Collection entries
--------------------------------

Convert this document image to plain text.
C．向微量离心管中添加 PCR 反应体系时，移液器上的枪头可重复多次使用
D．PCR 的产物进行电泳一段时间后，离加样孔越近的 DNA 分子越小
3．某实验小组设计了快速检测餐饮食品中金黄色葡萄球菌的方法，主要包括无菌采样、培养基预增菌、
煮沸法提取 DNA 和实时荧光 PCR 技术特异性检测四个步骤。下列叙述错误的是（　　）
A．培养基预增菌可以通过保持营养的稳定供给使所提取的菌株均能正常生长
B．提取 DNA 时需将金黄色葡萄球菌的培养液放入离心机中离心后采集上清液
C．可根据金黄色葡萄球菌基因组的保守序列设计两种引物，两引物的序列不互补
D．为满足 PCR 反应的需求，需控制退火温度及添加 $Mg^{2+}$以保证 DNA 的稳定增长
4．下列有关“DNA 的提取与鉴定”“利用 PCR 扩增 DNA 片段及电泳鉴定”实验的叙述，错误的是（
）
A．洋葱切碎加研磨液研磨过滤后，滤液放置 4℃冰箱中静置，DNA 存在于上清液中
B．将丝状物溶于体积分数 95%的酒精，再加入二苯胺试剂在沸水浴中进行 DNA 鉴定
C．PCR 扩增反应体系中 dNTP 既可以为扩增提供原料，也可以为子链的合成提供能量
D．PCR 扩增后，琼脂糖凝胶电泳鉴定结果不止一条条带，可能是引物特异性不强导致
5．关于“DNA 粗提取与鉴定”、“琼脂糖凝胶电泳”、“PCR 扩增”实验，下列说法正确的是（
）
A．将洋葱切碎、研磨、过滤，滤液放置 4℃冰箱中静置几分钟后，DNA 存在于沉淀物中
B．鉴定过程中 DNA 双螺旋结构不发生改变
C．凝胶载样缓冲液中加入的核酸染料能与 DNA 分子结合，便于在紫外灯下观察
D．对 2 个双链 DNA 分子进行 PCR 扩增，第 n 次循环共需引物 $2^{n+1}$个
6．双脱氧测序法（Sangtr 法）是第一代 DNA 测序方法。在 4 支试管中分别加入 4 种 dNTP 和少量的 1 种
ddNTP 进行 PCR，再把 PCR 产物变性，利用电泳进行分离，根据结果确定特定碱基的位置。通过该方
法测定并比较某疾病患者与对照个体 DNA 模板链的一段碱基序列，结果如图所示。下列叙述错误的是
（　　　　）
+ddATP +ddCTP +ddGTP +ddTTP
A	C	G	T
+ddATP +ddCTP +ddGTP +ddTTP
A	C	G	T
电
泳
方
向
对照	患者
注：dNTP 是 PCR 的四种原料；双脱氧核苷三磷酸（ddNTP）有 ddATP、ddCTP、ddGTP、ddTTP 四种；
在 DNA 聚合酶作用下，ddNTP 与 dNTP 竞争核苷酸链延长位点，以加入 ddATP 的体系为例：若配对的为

--------------------------------

* [YOUR GOAL] Give the count of lines in the data shown above that contain "ddATP", and nothing else.

* [RESPONSE] 4